══ EXTRACTED INFORMATION ══
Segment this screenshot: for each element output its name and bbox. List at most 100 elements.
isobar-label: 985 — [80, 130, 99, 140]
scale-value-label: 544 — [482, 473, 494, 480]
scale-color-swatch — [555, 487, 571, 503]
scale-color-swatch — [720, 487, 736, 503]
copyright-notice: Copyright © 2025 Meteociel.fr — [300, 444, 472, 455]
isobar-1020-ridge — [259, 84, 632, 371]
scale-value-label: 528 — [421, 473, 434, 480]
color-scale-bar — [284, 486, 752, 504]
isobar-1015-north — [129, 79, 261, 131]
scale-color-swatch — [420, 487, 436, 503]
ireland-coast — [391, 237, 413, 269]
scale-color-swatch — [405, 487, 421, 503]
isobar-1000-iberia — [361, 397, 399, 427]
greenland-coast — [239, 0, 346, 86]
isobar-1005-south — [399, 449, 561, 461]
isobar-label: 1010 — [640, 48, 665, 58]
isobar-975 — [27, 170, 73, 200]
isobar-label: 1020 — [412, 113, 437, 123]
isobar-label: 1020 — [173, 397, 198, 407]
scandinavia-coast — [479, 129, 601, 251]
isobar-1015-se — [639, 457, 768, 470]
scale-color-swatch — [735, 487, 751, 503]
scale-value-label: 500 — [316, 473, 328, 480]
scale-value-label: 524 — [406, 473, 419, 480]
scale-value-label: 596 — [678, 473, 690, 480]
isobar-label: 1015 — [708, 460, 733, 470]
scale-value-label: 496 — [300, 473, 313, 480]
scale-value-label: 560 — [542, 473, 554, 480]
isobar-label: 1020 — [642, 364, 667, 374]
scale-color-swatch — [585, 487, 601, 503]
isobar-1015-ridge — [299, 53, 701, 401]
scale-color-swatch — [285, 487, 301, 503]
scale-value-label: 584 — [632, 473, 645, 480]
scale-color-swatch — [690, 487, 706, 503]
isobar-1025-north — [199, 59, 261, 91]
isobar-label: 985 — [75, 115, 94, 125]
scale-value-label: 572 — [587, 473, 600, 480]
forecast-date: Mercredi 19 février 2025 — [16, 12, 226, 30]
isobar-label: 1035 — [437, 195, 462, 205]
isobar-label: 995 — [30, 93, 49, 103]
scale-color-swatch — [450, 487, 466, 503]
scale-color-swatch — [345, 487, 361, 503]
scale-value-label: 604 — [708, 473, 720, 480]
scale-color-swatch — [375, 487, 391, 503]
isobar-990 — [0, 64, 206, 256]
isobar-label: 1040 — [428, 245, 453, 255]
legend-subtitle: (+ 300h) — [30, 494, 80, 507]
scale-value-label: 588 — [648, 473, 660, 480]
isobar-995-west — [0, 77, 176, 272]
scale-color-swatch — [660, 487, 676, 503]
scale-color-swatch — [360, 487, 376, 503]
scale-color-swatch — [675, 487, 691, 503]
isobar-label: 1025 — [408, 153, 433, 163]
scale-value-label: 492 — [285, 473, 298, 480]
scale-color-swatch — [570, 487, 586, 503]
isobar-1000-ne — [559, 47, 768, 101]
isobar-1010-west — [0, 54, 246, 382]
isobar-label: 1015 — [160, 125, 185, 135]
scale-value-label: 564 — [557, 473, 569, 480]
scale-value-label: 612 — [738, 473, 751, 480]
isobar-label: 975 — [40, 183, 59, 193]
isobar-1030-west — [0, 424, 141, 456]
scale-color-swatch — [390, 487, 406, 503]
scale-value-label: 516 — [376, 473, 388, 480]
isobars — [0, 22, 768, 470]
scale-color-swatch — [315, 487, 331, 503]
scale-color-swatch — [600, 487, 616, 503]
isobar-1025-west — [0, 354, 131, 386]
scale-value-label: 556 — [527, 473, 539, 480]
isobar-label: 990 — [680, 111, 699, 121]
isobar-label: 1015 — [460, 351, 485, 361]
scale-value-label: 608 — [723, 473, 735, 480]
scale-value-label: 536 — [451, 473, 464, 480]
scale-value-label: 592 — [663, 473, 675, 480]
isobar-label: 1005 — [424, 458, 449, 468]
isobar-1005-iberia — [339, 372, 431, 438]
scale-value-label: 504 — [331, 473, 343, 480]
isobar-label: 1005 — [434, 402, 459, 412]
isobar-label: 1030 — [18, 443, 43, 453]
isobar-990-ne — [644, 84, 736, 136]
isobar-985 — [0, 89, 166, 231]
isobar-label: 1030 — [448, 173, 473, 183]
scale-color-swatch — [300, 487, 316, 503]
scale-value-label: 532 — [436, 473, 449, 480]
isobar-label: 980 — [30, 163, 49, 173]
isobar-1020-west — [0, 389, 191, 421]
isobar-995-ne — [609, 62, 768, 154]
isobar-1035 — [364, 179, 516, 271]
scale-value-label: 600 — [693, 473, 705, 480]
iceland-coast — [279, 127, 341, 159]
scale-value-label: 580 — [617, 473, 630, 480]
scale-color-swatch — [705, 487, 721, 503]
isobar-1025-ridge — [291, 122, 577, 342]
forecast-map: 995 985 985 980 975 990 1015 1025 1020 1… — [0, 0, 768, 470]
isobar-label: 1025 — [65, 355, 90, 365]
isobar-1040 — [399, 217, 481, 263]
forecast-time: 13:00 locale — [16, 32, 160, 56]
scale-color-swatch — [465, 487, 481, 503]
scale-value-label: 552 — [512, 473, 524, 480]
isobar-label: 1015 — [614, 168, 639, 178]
═══
EXERCISE BRIEF
Rewrite the lines running from the start of the data through the line containing "scale-color-swatch — [720, 487, 736, 503]", inclusive, replacing "isobar-label" with "pressure-label" and leaving everything else unchanged.

OUTPUT OF THE TASK
Segment this screenshot: for each element output its name and bbox. List at most 100 elements.
pressure-label: 985 — [80, 130, 99, 140]
scale-value-label: 544 — [482, 473, 494, 480]
scale-color-swatch — [555, 487, 571, 503]
scale-color-swatch — [720, 487, 736, 503]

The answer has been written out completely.